● PROBLEM DETAILS:
In the entries that follow, how many lines hold the string "Falcons"? Give only that number.

● DATA PROVIDED:

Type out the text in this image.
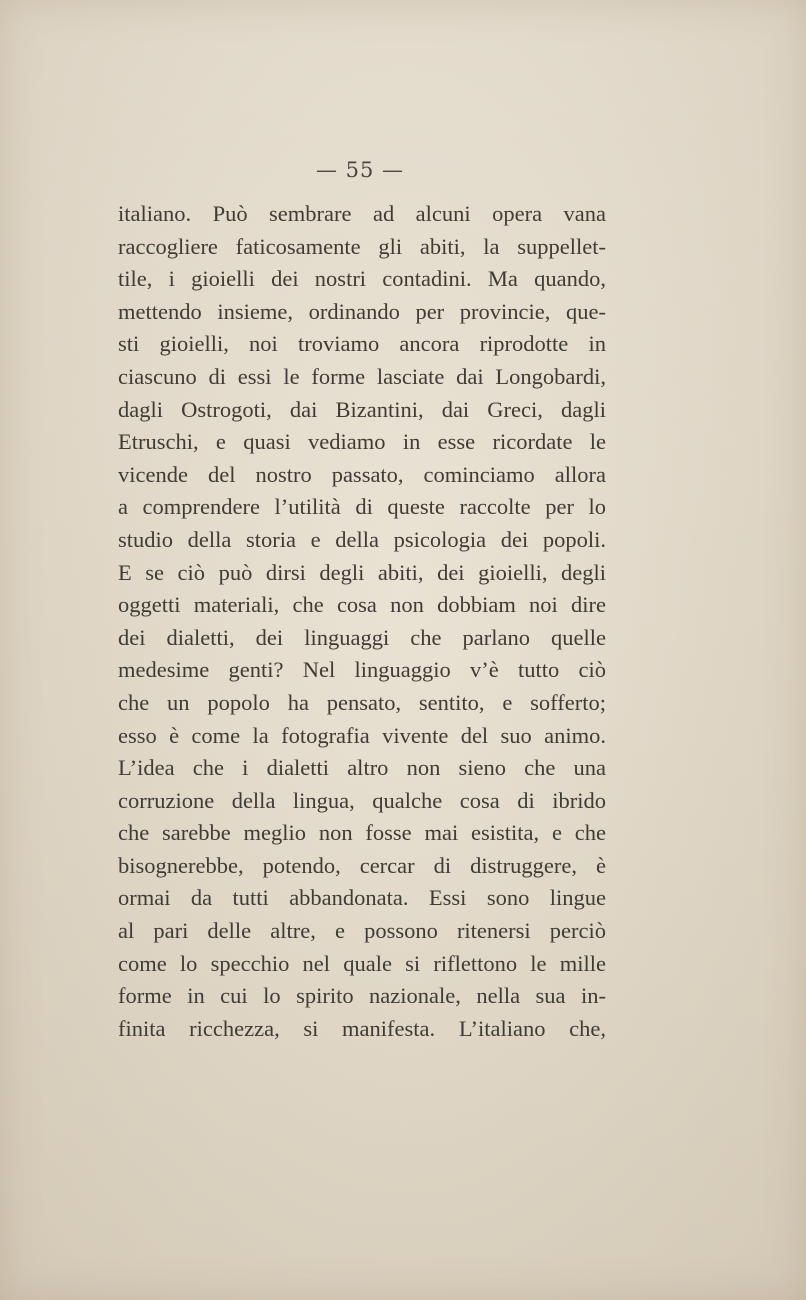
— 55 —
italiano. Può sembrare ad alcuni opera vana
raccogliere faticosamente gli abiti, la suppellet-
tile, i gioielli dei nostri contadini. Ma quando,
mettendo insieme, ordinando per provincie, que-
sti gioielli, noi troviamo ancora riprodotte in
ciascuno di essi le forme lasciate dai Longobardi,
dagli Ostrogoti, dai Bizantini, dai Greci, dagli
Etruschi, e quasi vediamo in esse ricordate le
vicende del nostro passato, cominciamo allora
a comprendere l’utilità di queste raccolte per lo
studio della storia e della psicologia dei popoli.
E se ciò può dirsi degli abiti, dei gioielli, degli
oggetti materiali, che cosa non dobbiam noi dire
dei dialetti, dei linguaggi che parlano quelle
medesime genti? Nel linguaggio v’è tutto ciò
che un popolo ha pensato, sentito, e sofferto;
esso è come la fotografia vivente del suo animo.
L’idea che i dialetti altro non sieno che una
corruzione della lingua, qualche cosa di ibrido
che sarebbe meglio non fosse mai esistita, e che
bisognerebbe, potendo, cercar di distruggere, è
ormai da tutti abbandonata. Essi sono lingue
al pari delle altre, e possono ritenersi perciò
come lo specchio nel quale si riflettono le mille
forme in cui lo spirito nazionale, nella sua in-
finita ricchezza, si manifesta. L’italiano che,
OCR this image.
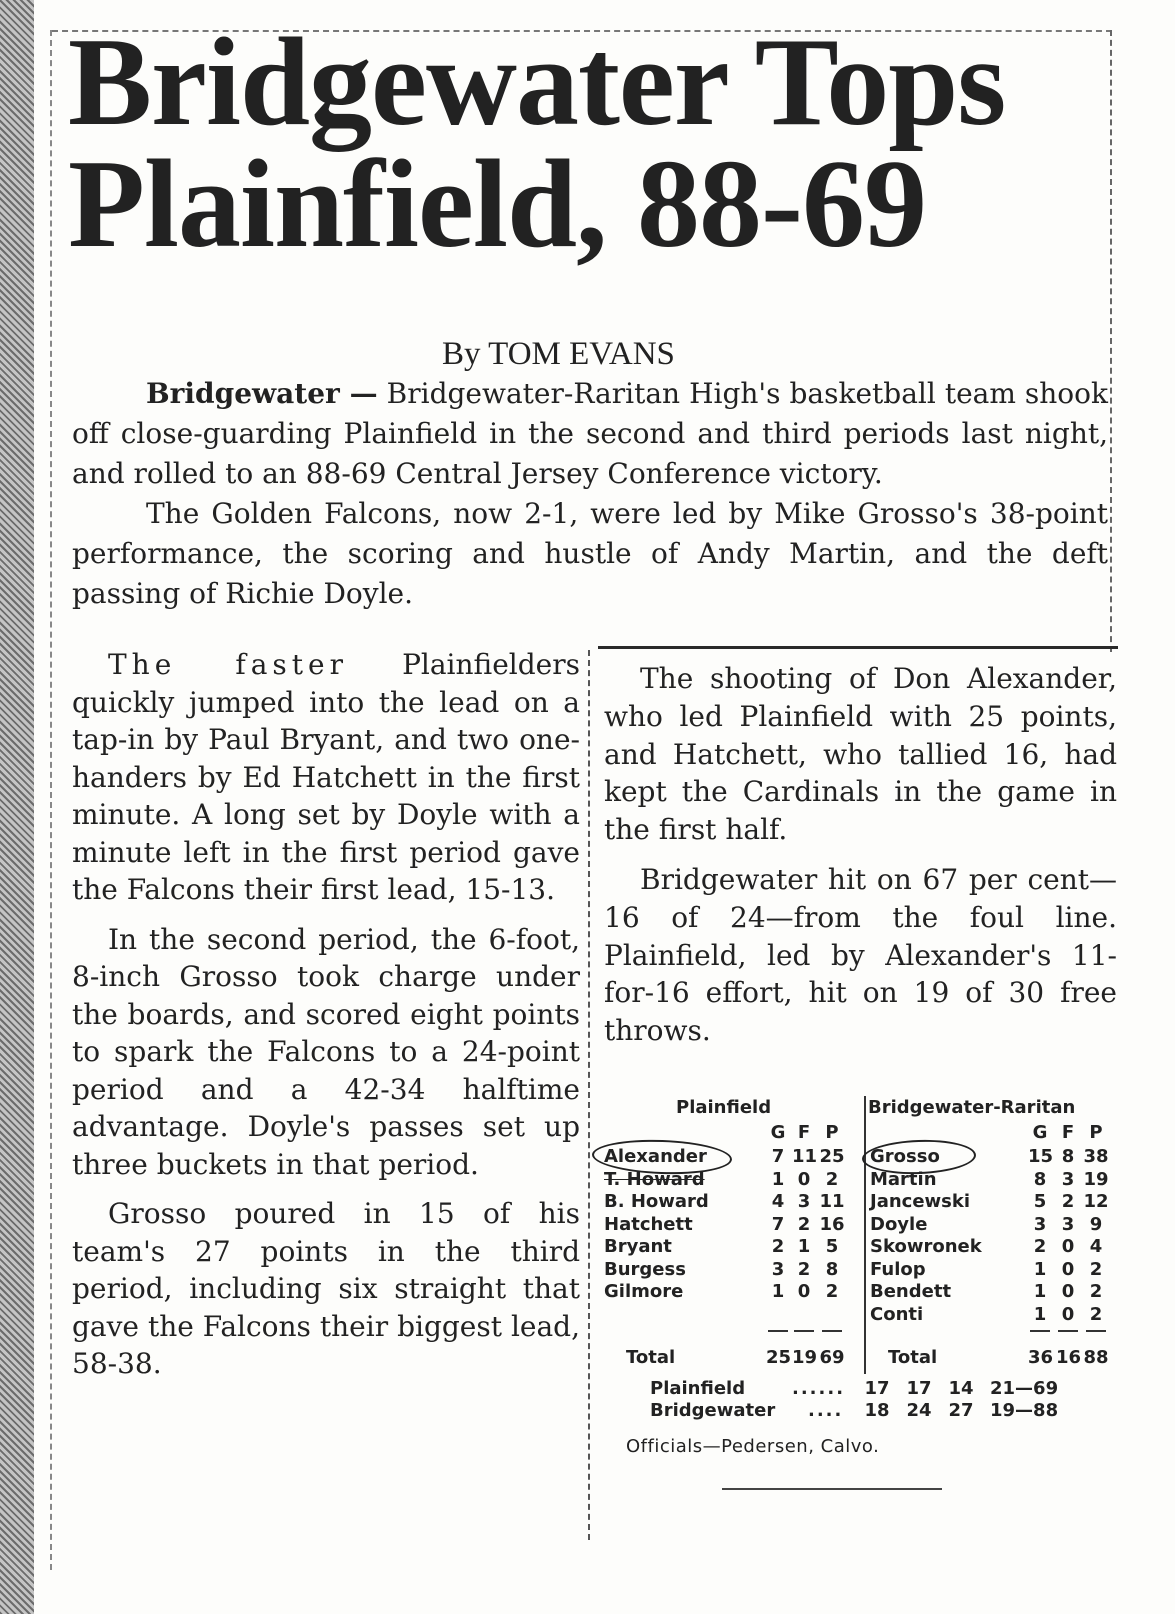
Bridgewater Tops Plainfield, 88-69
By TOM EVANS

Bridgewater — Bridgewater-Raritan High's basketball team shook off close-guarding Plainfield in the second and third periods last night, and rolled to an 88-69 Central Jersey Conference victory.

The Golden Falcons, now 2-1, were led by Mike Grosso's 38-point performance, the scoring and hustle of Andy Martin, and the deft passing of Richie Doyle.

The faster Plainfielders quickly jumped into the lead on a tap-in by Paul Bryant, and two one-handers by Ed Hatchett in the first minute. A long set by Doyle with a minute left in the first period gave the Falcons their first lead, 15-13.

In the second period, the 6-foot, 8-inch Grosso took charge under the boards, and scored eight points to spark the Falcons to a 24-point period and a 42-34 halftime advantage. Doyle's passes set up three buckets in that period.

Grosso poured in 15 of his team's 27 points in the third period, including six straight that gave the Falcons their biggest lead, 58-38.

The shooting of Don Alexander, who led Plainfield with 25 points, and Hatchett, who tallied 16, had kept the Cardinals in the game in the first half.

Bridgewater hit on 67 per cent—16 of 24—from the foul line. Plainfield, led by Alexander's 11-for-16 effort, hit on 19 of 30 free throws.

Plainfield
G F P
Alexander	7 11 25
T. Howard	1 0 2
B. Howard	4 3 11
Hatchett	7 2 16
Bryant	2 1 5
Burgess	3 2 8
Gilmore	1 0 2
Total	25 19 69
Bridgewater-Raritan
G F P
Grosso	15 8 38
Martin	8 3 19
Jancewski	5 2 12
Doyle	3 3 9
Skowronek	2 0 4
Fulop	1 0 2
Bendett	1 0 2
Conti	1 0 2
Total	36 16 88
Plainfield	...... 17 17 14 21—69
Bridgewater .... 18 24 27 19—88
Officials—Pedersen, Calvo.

● SOLUTION FOR THIS EXERCISE:
4